_Material_:
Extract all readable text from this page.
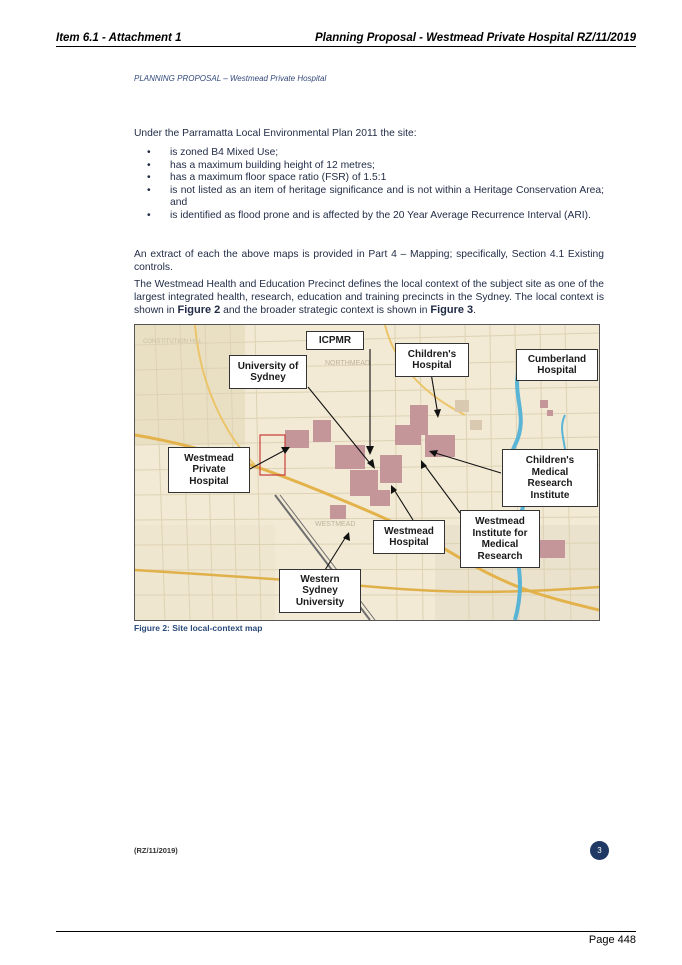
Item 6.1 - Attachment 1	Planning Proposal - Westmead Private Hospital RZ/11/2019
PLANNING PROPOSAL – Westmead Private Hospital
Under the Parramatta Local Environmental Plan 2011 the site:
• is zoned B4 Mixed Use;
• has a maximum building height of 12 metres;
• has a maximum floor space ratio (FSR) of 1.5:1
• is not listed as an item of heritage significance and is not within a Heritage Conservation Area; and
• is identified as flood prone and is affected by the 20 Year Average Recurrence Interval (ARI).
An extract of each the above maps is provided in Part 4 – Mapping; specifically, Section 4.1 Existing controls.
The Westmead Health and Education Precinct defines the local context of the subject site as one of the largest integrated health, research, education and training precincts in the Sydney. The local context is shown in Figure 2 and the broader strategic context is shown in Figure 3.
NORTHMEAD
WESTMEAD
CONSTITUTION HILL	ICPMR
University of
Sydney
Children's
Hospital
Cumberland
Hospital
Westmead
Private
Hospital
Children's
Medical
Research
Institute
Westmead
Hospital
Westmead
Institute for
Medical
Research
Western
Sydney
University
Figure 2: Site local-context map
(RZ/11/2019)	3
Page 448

_Exercise_: Pictures don't belong in the copy. Transcribe every record exactly as it appears.

_Response_:
Extract all readable text from this page.
Item 6.1 - Attachment 1	Planning Proposal - Westmead Private Hospital RZ/11/2019
PLANNING PROPOSAL – Westmead Private Hospital
Under the Parramatta Local Environmental Plan 2011 the site:
• is zoned B4 Mixed Use;
• has a maximum building height of 12 metres;
• has a maximum floor space ratio (FSR) of 1.5:1
• is not listed as an item of heritage significance and is not within a Heritage Conservation Area; and
• is identified as flood prone and is affected by the 20 Year Average Recurrence Interval (ARI).
An extract of each the above maps is provided in Part 4 – Mapping; specifically, Section 4.1 Existing controls.
The Westmead Health and Education Precinct defines the local context of the subject site as one of the largest integrated health, research, education and training precincts in the Sydney. The local context is shown in Figure 2 and the broader strategic context is shown in Figure 3.
NORTHMEAD
WESTMEAD
CONSTITUTION HILL	ICPMR
University of
Sydney
Children's
Hospital
Cumberland
Hospital
Westmead
Private
Hospital
Children's
Medical
Research
Institute
Westmead
Hospital
Westmead
Institute for
Medical
Research
Western
Sydney
University
Figure 2: Site local-context map
(RZ/11/2019)	3
Page 448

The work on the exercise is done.